▶ [Exercise aim] Gather every line from the entries below that includes "kilkadziesiąt".
* Begin Rows *
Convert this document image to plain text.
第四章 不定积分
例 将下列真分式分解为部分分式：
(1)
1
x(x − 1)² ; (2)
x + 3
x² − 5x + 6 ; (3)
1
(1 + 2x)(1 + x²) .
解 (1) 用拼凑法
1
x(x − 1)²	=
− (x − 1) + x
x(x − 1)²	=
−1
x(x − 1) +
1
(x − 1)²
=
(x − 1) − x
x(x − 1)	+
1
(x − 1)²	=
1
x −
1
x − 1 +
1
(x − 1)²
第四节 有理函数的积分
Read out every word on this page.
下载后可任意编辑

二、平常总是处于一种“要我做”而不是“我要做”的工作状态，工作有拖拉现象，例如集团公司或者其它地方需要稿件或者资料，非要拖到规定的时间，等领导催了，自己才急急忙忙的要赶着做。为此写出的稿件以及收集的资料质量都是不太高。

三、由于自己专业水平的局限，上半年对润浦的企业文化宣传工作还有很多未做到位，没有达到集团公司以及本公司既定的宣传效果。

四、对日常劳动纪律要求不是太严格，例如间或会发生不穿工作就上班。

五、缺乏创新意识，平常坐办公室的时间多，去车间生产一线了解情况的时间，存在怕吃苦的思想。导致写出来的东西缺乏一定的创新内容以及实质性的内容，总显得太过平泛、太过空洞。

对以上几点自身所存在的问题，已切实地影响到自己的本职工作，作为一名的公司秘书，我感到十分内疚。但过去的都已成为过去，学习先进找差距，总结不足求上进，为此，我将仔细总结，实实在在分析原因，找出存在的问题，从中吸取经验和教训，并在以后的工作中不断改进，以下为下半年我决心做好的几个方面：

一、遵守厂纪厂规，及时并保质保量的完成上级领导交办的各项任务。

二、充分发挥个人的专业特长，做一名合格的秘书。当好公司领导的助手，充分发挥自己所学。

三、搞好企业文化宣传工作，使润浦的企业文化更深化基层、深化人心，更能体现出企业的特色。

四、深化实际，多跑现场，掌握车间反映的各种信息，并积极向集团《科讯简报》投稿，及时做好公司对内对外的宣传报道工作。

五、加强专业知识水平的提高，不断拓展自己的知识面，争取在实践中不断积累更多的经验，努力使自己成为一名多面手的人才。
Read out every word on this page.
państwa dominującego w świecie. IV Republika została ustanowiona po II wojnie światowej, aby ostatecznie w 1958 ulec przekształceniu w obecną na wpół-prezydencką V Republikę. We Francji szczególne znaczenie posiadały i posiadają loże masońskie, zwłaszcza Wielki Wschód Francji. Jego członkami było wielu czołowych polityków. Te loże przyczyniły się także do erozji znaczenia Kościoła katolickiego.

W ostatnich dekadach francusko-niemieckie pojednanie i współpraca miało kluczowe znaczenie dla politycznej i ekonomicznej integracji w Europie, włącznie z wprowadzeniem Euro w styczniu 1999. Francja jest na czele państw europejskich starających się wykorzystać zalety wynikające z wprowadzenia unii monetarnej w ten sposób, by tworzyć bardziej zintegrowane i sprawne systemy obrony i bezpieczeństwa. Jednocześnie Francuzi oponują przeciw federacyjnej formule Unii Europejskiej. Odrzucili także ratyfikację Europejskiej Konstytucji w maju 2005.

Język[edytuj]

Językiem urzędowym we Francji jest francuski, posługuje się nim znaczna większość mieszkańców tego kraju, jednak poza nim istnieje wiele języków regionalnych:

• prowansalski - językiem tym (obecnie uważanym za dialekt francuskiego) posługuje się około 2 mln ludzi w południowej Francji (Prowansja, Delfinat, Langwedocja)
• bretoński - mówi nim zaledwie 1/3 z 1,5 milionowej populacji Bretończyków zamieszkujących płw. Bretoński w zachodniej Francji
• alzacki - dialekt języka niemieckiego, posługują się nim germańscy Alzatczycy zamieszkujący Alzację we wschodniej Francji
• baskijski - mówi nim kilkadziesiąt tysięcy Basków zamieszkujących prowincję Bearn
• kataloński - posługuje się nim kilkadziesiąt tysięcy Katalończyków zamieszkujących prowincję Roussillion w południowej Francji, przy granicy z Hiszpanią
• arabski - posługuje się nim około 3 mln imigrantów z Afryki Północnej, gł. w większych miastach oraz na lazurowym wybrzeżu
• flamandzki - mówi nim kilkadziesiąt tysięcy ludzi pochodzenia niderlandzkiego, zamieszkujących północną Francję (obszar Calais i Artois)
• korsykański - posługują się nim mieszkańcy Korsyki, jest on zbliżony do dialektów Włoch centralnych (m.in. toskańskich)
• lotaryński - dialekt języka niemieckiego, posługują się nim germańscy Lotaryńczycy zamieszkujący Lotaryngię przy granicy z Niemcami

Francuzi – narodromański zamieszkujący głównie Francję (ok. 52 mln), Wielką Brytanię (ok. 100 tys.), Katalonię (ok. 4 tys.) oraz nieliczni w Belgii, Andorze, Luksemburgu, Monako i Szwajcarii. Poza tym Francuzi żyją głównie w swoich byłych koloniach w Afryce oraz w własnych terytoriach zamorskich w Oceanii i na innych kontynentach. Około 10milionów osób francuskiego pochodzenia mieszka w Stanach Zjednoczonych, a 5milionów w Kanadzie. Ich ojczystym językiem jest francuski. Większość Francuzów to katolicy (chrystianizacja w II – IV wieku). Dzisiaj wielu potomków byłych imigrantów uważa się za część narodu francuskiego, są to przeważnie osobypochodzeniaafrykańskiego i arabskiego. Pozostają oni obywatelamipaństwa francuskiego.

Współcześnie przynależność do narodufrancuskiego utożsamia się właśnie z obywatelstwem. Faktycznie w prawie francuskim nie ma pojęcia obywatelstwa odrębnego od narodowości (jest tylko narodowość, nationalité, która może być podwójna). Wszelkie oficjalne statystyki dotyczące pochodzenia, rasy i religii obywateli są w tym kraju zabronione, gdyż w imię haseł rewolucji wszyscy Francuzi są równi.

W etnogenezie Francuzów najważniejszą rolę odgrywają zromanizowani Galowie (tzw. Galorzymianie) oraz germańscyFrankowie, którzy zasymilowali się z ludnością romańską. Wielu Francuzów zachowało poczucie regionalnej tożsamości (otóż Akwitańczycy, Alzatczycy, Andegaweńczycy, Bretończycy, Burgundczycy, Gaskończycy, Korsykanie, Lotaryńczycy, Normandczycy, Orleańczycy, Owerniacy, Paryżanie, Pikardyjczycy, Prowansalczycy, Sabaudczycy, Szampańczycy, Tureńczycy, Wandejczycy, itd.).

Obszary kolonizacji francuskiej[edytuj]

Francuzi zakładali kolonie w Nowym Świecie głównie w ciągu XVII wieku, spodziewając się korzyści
* End Rows *
▶ [Answer to the exercise]
• baskijski - mówi nim kilkadziesiąt tysięcy Basków zamieszkujących prowincję Bearn
• kataloński - posługuje się nim kilkadziesiąt tysięcy Katalończyków zamieszkujących prowincję Roussillion w południowej Francji, przy granicy z Hiszpanią
• flamandzki - mówi nim kilkadziesiąt tysięcy ludzi pochodzenia niderlandzkiego, zamieszkujących północną Francję (obszar Calais i Artois)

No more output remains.